## WHAT TO DO
Locate the word "Registrar" in the material, then show every line that holds it.

## start RAW DATA

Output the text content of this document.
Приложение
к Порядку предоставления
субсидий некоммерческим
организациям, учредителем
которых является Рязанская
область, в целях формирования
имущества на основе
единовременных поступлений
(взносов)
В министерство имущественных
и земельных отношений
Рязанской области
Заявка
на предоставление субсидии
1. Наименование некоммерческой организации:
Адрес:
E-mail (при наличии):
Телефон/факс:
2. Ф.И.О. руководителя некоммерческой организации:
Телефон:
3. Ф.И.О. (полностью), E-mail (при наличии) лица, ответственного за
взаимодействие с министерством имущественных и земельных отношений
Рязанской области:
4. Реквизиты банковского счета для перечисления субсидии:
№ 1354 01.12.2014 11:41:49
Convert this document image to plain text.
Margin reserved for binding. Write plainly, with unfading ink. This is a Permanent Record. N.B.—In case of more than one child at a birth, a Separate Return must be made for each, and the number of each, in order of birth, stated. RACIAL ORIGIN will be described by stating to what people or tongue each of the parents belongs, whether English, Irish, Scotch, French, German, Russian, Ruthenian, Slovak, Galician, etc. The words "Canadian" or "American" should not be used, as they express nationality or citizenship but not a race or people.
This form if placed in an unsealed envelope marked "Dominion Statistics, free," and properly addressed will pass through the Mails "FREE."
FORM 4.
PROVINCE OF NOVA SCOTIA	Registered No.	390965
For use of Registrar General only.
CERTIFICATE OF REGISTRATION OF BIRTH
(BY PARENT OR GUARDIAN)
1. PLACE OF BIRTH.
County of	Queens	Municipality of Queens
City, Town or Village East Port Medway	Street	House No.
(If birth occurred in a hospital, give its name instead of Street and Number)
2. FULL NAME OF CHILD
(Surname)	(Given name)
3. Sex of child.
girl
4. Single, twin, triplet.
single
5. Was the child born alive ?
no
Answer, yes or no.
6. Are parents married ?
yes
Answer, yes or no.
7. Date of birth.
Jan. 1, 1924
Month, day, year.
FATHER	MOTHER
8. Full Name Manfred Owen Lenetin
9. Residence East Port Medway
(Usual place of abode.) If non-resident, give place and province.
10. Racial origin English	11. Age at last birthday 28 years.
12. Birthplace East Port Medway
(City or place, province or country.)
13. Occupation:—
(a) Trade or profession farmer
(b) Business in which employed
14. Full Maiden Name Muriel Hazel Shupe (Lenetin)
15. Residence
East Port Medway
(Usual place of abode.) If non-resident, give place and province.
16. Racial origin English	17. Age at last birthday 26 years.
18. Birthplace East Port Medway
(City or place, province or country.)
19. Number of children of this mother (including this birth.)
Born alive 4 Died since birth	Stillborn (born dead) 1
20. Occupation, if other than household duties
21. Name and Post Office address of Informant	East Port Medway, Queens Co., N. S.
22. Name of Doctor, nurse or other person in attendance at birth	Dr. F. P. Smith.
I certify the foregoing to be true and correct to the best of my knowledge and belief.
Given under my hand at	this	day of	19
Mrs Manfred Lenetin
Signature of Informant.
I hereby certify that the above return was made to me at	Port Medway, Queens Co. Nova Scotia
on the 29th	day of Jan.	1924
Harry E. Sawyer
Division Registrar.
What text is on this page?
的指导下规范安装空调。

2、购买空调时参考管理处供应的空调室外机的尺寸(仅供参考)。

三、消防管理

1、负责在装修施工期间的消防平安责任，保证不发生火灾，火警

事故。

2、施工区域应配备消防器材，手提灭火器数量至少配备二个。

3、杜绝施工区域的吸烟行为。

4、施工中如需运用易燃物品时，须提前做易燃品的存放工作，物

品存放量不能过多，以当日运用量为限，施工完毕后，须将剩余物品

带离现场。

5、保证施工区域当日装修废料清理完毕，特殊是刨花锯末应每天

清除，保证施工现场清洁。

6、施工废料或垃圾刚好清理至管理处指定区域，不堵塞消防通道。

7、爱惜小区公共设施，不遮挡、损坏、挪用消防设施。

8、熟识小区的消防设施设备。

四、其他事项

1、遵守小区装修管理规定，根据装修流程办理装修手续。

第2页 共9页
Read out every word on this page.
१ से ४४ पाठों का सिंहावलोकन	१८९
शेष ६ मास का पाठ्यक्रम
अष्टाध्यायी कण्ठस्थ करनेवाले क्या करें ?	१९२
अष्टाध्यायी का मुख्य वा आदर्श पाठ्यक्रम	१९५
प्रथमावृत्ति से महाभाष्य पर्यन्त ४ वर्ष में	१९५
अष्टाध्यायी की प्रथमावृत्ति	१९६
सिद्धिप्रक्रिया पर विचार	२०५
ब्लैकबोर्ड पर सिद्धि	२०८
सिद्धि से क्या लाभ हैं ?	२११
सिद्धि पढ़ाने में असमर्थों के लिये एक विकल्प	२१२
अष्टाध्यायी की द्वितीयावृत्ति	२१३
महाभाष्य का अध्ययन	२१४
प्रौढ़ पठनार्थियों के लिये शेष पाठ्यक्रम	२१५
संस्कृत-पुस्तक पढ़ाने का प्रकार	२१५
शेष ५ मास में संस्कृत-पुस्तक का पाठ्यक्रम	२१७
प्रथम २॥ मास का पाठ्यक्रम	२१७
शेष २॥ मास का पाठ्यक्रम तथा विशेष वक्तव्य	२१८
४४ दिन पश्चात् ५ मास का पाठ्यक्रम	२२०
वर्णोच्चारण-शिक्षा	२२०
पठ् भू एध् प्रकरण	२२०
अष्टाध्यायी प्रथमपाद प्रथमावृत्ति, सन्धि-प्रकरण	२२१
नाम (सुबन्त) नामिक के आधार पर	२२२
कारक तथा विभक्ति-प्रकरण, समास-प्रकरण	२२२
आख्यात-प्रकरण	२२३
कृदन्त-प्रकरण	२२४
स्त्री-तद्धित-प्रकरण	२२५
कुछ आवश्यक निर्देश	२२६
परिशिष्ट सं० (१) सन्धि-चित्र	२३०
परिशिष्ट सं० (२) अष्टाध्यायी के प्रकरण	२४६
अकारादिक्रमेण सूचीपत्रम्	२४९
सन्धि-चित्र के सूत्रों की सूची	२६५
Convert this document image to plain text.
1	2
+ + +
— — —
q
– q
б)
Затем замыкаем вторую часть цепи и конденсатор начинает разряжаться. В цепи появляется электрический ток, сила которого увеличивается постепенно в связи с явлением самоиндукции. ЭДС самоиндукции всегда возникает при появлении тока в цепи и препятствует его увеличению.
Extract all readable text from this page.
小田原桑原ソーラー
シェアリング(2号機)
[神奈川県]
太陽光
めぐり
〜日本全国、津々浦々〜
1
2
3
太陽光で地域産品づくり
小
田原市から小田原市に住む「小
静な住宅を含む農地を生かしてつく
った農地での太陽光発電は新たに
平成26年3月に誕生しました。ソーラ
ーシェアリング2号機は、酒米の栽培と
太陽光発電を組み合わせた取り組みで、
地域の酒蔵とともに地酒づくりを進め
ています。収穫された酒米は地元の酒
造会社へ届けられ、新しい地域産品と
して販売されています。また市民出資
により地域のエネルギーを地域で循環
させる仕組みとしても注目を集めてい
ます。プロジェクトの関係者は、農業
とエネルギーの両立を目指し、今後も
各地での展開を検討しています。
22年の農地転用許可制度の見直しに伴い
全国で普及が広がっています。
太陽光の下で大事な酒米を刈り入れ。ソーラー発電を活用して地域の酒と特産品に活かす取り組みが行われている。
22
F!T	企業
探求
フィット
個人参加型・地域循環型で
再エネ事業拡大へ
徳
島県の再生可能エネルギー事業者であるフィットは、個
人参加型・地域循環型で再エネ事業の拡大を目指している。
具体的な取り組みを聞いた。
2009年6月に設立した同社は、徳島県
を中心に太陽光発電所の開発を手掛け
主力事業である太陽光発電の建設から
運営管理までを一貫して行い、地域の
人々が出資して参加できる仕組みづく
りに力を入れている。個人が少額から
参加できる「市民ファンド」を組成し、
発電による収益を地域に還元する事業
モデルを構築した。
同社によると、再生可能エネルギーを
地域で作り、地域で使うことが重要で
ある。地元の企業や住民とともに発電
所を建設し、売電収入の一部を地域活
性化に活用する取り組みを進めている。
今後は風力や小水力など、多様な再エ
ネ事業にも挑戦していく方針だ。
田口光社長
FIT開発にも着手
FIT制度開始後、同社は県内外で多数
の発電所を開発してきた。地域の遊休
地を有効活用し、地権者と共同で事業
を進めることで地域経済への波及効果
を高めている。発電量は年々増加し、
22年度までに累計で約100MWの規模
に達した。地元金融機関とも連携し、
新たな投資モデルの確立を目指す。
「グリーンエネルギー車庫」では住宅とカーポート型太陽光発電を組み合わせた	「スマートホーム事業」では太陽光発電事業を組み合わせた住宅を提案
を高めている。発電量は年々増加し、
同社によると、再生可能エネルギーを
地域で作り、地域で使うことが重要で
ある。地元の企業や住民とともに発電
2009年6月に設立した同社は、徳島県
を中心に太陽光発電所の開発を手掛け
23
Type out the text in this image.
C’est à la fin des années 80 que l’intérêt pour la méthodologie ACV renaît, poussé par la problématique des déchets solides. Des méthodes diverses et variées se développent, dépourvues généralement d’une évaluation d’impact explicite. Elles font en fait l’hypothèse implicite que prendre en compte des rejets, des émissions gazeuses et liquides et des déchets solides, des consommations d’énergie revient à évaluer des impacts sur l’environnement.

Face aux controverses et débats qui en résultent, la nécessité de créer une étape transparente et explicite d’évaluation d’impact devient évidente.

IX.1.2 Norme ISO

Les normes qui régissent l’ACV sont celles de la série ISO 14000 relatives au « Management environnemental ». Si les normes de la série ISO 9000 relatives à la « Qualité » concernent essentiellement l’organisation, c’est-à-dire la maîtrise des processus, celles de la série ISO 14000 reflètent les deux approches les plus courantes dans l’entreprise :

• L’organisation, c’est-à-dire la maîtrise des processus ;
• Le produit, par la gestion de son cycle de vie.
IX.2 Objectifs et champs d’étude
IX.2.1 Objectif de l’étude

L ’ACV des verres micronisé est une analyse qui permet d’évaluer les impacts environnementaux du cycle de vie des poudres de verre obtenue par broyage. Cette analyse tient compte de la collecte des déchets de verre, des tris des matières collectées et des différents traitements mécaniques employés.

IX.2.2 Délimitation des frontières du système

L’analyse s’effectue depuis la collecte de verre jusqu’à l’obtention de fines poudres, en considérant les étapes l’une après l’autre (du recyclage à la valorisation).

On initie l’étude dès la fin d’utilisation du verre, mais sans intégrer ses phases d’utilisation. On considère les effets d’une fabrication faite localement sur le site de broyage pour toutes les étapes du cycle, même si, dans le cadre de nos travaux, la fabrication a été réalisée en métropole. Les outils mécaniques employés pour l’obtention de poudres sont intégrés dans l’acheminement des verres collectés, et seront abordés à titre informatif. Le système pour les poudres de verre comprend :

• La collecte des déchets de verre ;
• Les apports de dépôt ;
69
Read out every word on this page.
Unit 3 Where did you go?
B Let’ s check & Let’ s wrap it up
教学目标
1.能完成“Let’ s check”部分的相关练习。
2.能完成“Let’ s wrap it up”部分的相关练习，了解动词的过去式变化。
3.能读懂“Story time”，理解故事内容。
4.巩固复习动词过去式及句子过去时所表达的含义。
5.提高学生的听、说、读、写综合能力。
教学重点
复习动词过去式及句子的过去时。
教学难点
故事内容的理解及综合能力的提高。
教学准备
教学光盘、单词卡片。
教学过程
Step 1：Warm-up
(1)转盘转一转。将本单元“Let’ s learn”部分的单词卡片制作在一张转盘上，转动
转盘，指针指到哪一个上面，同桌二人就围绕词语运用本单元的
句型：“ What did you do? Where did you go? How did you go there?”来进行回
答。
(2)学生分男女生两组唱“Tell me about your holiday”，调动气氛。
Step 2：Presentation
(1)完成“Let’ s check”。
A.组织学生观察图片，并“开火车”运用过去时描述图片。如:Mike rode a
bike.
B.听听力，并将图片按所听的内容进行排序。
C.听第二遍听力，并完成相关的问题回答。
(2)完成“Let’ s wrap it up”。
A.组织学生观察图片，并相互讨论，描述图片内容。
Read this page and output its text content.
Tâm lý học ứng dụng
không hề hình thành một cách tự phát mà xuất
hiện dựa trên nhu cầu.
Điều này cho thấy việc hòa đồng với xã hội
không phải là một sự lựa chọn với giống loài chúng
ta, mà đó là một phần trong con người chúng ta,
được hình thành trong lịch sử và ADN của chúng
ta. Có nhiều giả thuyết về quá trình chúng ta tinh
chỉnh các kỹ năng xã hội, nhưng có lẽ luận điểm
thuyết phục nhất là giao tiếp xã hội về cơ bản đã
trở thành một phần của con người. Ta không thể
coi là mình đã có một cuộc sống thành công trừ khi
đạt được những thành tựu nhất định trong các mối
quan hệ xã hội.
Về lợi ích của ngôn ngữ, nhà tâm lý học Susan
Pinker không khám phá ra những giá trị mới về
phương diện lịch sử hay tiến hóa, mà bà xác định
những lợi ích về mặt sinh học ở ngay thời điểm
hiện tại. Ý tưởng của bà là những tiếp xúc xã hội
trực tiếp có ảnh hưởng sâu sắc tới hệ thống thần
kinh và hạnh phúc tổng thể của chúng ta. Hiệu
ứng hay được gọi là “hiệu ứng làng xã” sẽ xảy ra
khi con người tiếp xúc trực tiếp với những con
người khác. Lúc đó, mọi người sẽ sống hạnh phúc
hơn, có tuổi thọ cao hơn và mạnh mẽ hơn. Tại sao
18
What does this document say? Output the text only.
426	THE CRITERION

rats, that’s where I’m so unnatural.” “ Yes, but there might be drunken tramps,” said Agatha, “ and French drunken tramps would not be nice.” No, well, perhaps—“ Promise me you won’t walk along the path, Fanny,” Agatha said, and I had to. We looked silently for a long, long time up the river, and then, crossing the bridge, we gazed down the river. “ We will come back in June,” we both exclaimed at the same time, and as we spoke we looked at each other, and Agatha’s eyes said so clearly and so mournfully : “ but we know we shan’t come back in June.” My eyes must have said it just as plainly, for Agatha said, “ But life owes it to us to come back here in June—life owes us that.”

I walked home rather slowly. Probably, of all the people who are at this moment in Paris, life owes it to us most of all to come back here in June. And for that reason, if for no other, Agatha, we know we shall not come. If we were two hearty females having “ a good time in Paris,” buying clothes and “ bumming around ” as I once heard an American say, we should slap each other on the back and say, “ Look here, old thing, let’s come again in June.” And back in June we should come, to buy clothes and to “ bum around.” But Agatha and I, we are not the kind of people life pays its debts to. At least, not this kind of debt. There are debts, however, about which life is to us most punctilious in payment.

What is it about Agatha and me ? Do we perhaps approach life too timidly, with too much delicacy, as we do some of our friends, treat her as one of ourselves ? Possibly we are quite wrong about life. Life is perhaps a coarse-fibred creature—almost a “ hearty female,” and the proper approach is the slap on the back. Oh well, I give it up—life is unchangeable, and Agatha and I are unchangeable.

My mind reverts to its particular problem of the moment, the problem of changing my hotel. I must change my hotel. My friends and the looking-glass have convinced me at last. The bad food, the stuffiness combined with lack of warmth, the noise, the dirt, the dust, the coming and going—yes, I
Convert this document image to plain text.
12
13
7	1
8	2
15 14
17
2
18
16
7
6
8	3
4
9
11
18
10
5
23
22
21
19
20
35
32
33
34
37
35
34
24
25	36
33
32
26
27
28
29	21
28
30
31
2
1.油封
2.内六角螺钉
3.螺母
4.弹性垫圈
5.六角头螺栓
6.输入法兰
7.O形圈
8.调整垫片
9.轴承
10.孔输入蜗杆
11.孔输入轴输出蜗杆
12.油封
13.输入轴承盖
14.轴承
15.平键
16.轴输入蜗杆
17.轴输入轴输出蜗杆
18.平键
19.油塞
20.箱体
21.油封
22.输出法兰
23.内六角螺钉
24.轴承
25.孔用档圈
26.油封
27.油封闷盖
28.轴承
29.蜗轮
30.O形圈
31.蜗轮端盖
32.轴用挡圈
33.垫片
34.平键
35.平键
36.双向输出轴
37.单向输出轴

## end RAW DATA

## ANSWER TO THIS TASK
For use of Registrar General only.
Division Registrar.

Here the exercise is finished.